**Raw records**
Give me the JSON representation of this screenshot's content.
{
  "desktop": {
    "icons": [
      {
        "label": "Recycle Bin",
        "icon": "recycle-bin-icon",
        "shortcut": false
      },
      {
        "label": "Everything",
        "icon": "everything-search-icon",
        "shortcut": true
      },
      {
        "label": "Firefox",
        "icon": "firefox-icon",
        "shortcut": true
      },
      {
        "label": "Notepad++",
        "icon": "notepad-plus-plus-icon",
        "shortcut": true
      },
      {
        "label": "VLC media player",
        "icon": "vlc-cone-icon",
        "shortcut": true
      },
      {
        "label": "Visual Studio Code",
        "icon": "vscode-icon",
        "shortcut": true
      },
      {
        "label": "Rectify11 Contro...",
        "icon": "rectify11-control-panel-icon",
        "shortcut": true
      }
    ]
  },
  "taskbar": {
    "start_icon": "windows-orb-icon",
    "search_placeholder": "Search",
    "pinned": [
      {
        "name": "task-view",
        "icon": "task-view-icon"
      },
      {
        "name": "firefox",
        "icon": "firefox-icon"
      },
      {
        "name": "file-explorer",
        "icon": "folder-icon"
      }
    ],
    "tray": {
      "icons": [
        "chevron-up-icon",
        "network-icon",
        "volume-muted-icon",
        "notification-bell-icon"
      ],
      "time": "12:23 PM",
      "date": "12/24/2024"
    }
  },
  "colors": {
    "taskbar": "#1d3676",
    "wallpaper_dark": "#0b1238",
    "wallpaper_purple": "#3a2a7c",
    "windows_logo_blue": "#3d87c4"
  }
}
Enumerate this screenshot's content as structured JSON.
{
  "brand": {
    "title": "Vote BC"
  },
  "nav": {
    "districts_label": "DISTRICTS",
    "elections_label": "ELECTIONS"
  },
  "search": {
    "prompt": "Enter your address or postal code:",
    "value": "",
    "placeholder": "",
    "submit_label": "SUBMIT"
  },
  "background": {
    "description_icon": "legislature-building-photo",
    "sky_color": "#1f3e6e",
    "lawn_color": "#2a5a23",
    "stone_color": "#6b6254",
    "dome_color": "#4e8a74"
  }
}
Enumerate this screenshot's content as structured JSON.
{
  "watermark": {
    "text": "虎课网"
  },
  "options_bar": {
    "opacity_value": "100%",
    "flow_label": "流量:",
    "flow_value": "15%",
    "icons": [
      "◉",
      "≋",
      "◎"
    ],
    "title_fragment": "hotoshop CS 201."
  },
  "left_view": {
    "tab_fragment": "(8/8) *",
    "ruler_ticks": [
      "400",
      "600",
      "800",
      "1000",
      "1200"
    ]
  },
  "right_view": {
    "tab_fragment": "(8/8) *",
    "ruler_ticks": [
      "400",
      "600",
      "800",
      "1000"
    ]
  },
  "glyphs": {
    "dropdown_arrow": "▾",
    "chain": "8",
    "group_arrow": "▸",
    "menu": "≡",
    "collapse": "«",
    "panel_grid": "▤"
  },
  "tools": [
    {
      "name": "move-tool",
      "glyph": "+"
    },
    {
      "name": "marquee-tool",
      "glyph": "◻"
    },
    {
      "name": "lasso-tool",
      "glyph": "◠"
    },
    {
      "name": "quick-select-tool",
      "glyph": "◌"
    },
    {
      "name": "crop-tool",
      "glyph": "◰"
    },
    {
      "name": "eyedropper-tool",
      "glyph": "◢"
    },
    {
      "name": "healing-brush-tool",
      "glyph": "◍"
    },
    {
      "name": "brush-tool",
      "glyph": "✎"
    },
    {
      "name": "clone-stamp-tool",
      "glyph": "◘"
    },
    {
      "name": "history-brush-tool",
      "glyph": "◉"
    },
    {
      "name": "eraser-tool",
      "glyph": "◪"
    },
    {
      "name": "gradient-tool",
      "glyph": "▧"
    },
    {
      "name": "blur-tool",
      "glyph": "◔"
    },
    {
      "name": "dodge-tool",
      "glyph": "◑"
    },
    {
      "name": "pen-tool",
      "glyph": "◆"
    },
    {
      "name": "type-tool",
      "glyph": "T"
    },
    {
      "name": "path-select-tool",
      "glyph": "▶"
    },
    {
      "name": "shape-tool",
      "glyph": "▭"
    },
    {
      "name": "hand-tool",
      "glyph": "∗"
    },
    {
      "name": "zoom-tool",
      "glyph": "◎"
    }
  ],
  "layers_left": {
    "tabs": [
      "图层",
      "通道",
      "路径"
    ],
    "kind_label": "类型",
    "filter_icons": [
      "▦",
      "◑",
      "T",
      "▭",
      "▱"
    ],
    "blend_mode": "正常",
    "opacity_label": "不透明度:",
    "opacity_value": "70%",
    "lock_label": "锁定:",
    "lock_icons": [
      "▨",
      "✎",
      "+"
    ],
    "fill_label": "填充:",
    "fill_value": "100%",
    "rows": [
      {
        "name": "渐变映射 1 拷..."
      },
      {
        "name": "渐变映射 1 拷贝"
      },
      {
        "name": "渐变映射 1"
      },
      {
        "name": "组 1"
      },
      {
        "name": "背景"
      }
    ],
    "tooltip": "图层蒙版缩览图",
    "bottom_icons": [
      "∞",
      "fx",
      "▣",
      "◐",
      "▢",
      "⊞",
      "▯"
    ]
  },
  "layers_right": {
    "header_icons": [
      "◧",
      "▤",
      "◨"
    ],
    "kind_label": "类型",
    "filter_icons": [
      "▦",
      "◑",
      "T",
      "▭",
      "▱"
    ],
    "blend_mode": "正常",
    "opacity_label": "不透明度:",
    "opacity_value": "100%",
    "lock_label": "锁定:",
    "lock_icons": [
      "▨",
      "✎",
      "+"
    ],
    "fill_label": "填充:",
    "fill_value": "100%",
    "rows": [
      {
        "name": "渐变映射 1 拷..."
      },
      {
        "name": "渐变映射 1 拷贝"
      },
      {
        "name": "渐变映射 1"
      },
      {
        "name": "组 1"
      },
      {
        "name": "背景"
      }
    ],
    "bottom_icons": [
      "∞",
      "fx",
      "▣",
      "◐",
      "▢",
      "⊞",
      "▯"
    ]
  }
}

**Required task**
Return all of the above records exactly, leaving no line out.

**Finished answer**
Give me the JSON representation of this screenshot's content.
{
  "desktop": {
    "icons": [
      {
        "label": "Recycle Bin",
        "icon": "recycle-bin-icon",
        "shortcut": false
      },
      {
        "label": "Everything",
        "icon": "everything-search-icon",
        "shortcut": true
      },
      {
        "label": "Firefox",
        "icon": "firefox-icon",
        "shortcut": true
      },
      {
        "label": "Notepad++",
        "icon": "notepad-plus-plus-icon",
        "shortcut": true
      },
      {
        "label": "VLC media player",
        "icon": "vlc-cone-icon",
        "shortcut": true
      },
      {
        "label": "Visual Studio Code",
        "icon": "vscode-icon",
        "shortcut": true
      },
      {
        "label": "Rectify11 Contro...",
        "icon": "rectify11-control-panel-icon",
        "shortcut": true
      }
    ]
  },
  "taskbar": {
    "start_icon": "windows-orb-icon",
    "search_placeholder": "Search",
    "pinned": [
      {
        "name": "task-view",
        "icon": "task-view-icon"
      },
      {
        "name": "firefox",
        "icon": "firefox-icon"
      },
      {
        "name": "file-explorer",
        "icon": "folder-icon"
      }
    ],
    "tray": {
      "icons": [
        "chevron-up-icon",
        "network-icon",
        "volume-muted-icon",
        "notification-bell-icon"
      ],
      "time": "12:23 PM",
      "date": "12/24/2024"
    }
  },
  "colors": {
    "taskbar": "#1d3676",
    "wallpaper_dark": "#0b1238",
    "wallpaper_purple": "#3a2a7c",
    "windows_logo_blue": "#3d87c4"
  }
}
Enumerate this screenshot's content as structured JSON.
{
  "brand": {
    "title": "Vote BC"
  },
  "nav": {
    "districts_label": "DISTRICTS",
    "elections_label": "ELECTIONS"
  },
  "search": {
    "prompt": "Enter your address or postal code:",
    "value": "",
    "placeholder": "",
    "submit_label": "SUBMIT"
  },
  "background": {
    "description_icon": "legislature-building-photo",
    "sky_color": "#1f3e6e",
    "lawn_color": "#2a5a23",
    "stone_color": "#6b6254",
    "dome_color": "#4e8a74"
  }
}
Enumerate this screenshot's content as structured JSON.
{
  "watermark": {
    "text": "虎课网"
  },
  "options_bar": {
    "opacity_value": "100%",
    "flow_label": "流量:",
    "flow_value": "15%",
    "icons": [
      "◉",
      "≋",
      "◎"
    ],
    "title_fragment": "hotoshop CS 201."
  },
  "left_view": {
    "tab_fragment": "(8/8) *",
    "ruler_ticks": [
      "400",
      "600",
      "800",
      "1000",
      "1200"
    ]
  },
  "right_view": {
    "tab_fragment": "(8/8) *",
    "ruler_ticks": [
      "400",
      "600",
      "800",
      "1000"
    ]
  },
  "glyphs": {
    "dropdown_arrow": "▾",
    "chain": "8",
    "group_arrow": "▸",
    "menu": "≡",
    "collapse": "«",
    "panel_grid": "▤"
  },
  "tools": [
    {
      "name": "move-tool",
      "glyph": "+"
    },
    {
      "name": "marquee-tool",
      "glyph": "◻"
    },
    {
      "name": "lasso-tool",
      "glyph": "◠"
    },
    {
      "name": "quick-select-tool",
      "glyph": "◌"
    },
    {
      "name": "crop-tool",
      "glyph": "◰"
    },
    {
      "name": "eyedropper-tool",
      "glyph": "◢"
    },
    {
      "name": "healing-brush-tool",
      "glyph": "◍"
    },
    {
      "name": "brush-tool",
      "glyph": "✎"
    },
    {
      "name": "clone-stamp-tool",
      "glyph": "◘"
    },
    {
      "name": "history-brush-tool",
      "glyph": "◉"
    },
    {
      "name": "eraser-tool",
      "glyph": "◪"
    },
    {
      "name": "gradient-tool",
      "glyph": "▧"
    },
    {
      "name": "blur-tool",
      "glyph": "◔"
    },
    {
      "name": "dodge-tool",
      "glyph": "◑"
    },
    {
      "name": "pen-tool",
      "glyph": "◆"
    },
    {
      "name": "type-tool",
      "glyph": "T"
    },
    {
      "name": "path-select-tool",
      "glyph": "▶"
    },
    {
      "name": "shape-tool",
      "glyph": "▭"
    },
    {
      "name": "hand-tool",
      "glyph": "∗"
    },
    {
      "name": "zoom-tool",
      "glyph": "◎"
    }
  ],
  "layers_left": {
    "tabs": [
      "图层",
      "通道",
      "路径"
    ],
    "kind_label": "类型",
    "filter_icons": [
      "▦",
      "◑",
      "T",
      "▭",
      "▱"
    ],
    "blend_mode": "正常",
    "opacity_label": "不透明度:",
    "opacity_value": "70%",
    "lock_label": "锁定:",
    "lock_icons": [
      "▨",
      "✎",
      "+"
    ],
    "fill_label": "填充:",
    "fill_value": "100%",
    "rows": [
      {
        "name": "渐变映射 1 拷..."
      },
      {
        "name": "渐变映射 1 拷贝"
      },
      {
        "name": "渐变映射 1"
      },
      {
        "name": "组 1"
      },
      {
        "name": "背景"
      }
    ],
    "tooltip": "图层蒙版缩览图",
    "bottom_icons": [
      "∞",
      "fx",
      "▣",
      "◐",
      "▢",
      "⊞",
      "▯"
    ]
  },
  "layers_right": {
    "header_icons": [
      "◧",
      "▤",
      "◨"
    ],
    "kind_label": "类型",
    "filter_icons": [
      "▦",
      "◑",
      "T",
      "▭",
      "▱"
    ],
    "blend_mode": "正常",
    "opacity_label": "不透明度:",
    "opacity_value": "100%",
    "lock_label": "锁定:",
    "lock_icons": [
      "▨",
      "✎",
      "+"
    ],
    "fill_label": "填充:",
    "fill_value": "100%",
    "rows": [
      {
        "name": "渐变映射 1 拷..."
      },
      {
        "name": "渐变映射 1 拷贝"
      },
      {
        "name": "渐变映射 1"
      },
      {
        "name": "组 1"
      },
      {
        "name": "背景"
      }
    ],
    "bottom_icons": [
      "∞",
      "fx",
      "▣",
      "◐",
      "▢",
      "⊞",
      "▯"
    ]
  }
}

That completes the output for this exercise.